Go through the listing and copy every line word for word.
======== EXCERPTED RECORDS
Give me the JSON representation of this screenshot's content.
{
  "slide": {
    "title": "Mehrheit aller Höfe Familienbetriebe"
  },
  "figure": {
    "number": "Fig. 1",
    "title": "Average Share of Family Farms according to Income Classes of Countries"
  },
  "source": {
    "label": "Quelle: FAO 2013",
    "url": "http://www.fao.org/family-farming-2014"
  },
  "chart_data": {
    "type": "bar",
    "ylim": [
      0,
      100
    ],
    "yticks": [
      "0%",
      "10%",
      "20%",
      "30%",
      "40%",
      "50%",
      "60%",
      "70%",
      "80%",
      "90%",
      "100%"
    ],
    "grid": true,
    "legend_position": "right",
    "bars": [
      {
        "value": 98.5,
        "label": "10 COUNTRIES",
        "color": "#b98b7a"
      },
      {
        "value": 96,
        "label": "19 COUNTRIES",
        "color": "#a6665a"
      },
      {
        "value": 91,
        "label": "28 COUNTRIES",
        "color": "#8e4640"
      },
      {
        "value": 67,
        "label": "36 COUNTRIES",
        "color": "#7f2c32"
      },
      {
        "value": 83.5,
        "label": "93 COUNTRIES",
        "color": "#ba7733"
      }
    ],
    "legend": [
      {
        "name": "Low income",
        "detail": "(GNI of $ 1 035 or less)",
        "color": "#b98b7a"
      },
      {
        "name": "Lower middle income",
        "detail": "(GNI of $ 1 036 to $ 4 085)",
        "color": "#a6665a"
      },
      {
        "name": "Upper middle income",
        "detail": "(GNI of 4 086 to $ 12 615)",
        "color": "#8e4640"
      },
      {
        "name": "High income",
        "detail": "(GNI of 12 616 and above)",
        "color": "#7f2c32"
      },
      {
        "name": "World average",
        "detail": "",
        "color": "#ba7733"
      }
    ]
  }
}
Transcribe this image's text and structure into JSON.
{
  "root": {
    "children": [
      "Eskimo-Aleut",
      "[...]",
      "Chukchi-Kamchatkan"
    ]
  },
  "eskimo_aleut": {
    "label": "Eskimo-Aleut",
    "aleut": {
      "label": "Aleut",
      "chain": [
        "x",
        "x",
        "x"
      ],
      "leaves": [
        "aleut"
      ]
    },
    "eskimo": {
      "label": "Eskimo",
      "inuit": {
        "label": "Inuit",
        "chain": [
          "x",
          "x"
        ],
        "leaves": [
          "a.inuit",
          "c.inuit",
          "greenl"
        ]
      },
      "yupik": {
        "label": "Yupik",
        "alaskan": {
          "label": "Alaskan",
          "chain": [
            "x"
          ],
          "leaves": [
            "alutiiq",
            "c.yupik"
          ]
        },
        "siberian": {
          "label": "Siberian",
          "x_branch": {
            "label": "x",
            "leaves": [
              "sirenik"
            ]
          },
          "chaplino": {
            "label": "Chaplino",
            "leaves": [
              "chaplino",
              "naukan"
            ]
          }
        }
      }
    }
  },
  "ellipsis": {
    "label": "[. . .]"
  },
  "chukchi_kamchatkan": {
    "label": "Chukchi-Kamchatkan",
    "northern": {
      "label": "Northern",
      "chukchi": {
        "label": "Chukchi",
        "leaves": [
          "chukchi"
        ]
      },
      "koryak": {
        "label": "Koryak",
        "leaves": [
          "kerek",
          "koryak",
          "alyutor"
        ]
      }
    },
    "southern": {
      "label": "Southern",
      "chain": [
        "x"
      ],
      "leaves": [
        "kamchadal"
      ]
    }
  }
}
================
SOLUTION TO THIS TASK
Give me the JSON representation of this screenshot's content.
{
  "slide": {
    "title": "Mehrheit aller Höfe Familienbetriebe"
  },
  "figure": {
    "number": "Fig. 1",
    "title": "Average Share of Family Farms according to Income Classes of Countries"
  },
  "source": {
    "label": "Quelle: FAO 2013",
    "url": "http://www.fao.org/family-farming-2014"
  },
  "chart_data": {
    "type": "bar",
    "ylim": [
      0,
      100
    ],
    "yticks": [
      "0%",
      "10%",
      "20%",
      "30%",
      "40%",
      "50%",
      "60%",
      "70%",
      "80%",
      "90%",
      "100%"
    ],
    "grid": true,
    "legend_position": "right",
    "bars": [
      {
        "value": 98.5,
        "label": "10 COUNTRIES",
        "color": "#b98b7a"
      },
      {
        "value": 96,
        "label": "19 COUNTRIES",
        "color": "#a6665a"
      },
      {
        "value": 91,
        "label": "28 COUNTRIES",
        "color": "#8e4640"
      },
      {
        "value": 67,
        "label": "36 COUNTRIES",
        "color": "#7f2c32"
      },
      {
        "value": 83.5,
        "label": "93 COUNTRIES",
        "color": "#ba7733"
      }
    ],
    "legend": [
      {
        "name": "Low income",
        "detail": "(GNI of $ 1 035 or less)",
        "color": "#b98b7a"
      },
      {
        "name": "Lower middle income",
        "detail": "(GNI of $ 1 036 to $ 4 085)",
        "color": "#a6665a"
      },
      {
        "name": "Upper middle income",
        "detail": "(GNI of 4 086 to $ 12 615)",
        "color": "#8e4640"
      },
      {
        "name": "High income",
        "detail": "(GNI of 12 616 and above)",
        "color": "#7f2c32"
      },
      {
        "name": "World average",
        "detail": "",
        "color": "#ba7733"
      }
    ]
  }
}
Transcribe this image's text and structure into JSON.
{
  "root": {
    "children": [
      "Eskimo-Aleut",
      "[...]",
      "Chukchi-Kamchatkan"
    ]
  },
  "eskimo_aleut": {
    "label": "Eskimo-Aleut",
    "aleut": {
      "label": "Aleut",
      "chain": [
        "x",
        "x",
        "x"
      ],
      "leaves": [
        "aleut"
      ]
    },
    "eskimo": {
      "label": "Eskimo",
      "inuit": {
        "label": "Inuit",
        "chain": [
          "x",
          "x"
        ],
        "leaves": [
          "a.inuit",
          "c.inuit",
          "greenl"
        ]
      },
      "yupik": {
        "label": "Yupik",
        "alaskan": {
          "label": "Alaskan",
          "chain": [
            "x"
          ],
          "leaves": [
            "alutiiq",
            "c.yupik"
          ]
        },
        "siberian": {
          "label": "Siberian",
          "x_branch": {
            "label": "x",
            "leaves": [
              "sirenik"
            ]
          },
          "chaplino": {
            "label": "Chaplino",
            "leaves": [
              "chaplino",
              "naukan"
            ]
          }
        }
      }
    }
  },
  "ellipsis": {
    "label": "[. . .]"
  },
  "chukchi_kamchatkan": {
    "label": "Chukchi-Kamchatkan",
    "northern": {
      "label": "Northern",
      "chukchi": {
        "label": "Chukchi",
        "leaves": [
          "chukchi"
        ]
      },
      "koryak": {
        "label": "Koryak",
        "leaves": [
          "kerek",
          "koryak",
          "alyutor"
        ]
      }
    },
    "southern": {
      "label": "Southern",
      "chain": [
        "x"
      ],
      "leaves": [
        "kamchadal"
      ]
    }
  }
}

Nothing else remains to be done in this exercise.